=== DATA LINES ===
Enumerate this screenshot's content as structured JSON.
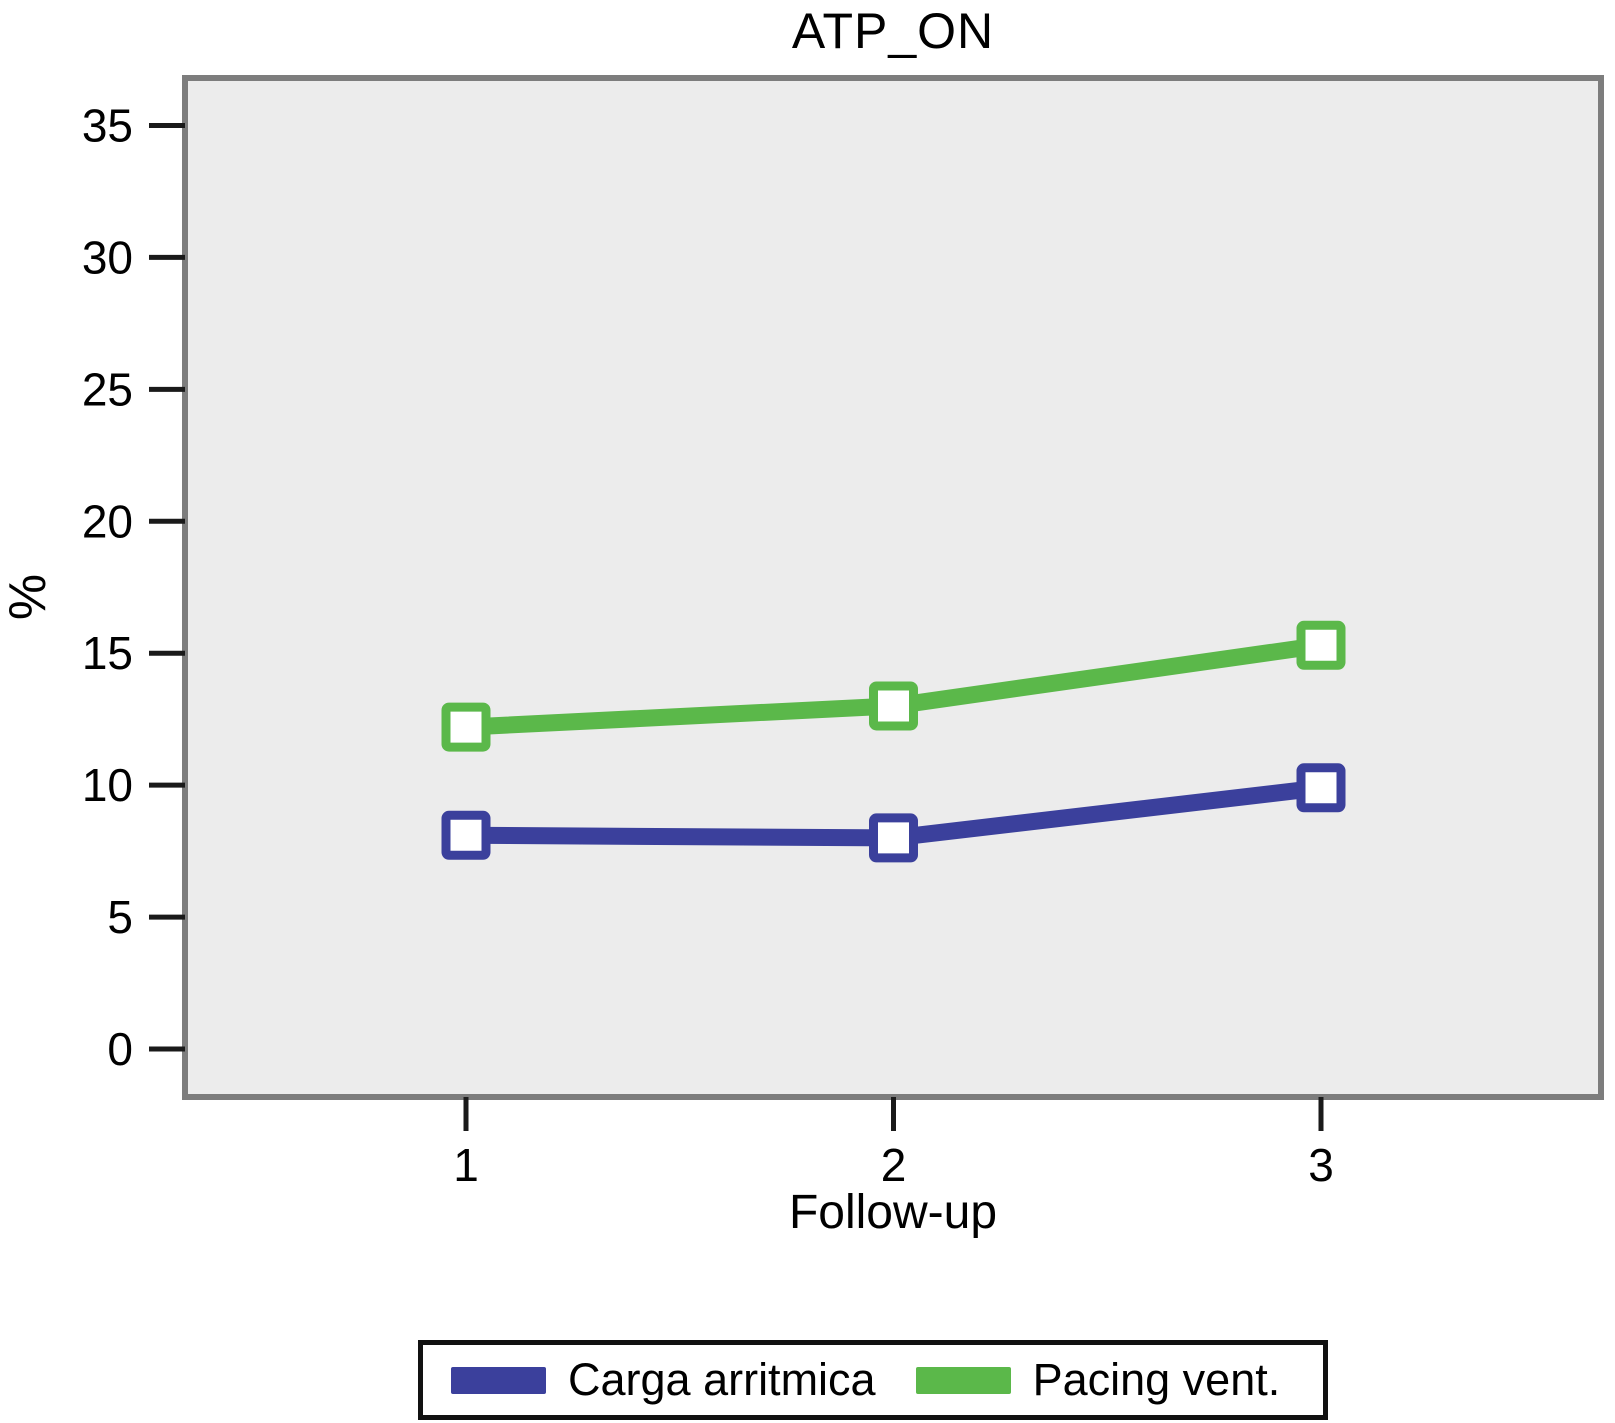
{
  "chart_data": {
    "type": "line",
    "title": "ATP_ON",
    "xlabel": "Follow-up",
    "ylabel": "%",
    "x": [
      1,
      2,
      3
    ],
    "x_tick_labels": [
      "1",
      "2",
      "3"
    ],
    "yticks": [
      0,
      5,
      10,
      15,
      20,
      25,
      30,
      35
    ],
    "ylim": [
      -1.9,
      36.9
    ],
    "xlim": [
      0.34,
      3.66
    ],
    "grid": false,
    "legend_position": "bottom",
    "plot_background": "#ececec",
    "axis_frame_color": "#7d7d7d",
    "tick_color": "#1a1a1a",
    "marker": "square-white",
    "series": [
      {
        "name": "Carga arritmica",
        "color": "#3b409c",
        "values": [
          8.1,
          8.0,
          9.9
        ]
      },
      {
        "name": "Pacing vent.",
        "color": "#5bb84a",
        "values": [
          12.2,
          13.0,
          15.3
        ]
      }
    ]
  }
}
===
PROBLEM DESCRIPTION: Each record above is to be restated exactly, with its pictures removed from the copy.

CORRECT RESPONSE:
Enumerate this screenshot's content as structured JSON.
{
  "chart_data": {
    "type": "line",
    "title": "ATP_ON",
    "xlabel": "Follow-up",
    "ylabel": "%",
    "x": [
      1,
      2,
      3
    ],
    "x_tick_labels": [
      "1",
      "2",
      "3"
    ],
    "yticks": [
      0,
      5,
      10,
      15,
      20,
      25,
      30,
      35
    ],
    "ylim": [
      -1.9,
      36.9
    ],
    "xlim": [
      0.34,
      3.66
    ],
    "grid": false,
    "legend_position": "bottom",
    "plot_background": "#ececec",
    "axis_frame_color": "#7d7d7d",
    "tick_color": "#1a1a1a",
    "marker": "square-white",
    "series": [
      {
        "name": "Carga arritmica",
        "color": "#3b409c",
        "values": [
          8.1,
          8.0,
          9.9
        ]
      },
      {
        "name": "Pacing vent.",
        "color": "#5bb84a",
        "values": [
          12.2,
          13.0,
          15.3
        ]
      }
    ]
  }
}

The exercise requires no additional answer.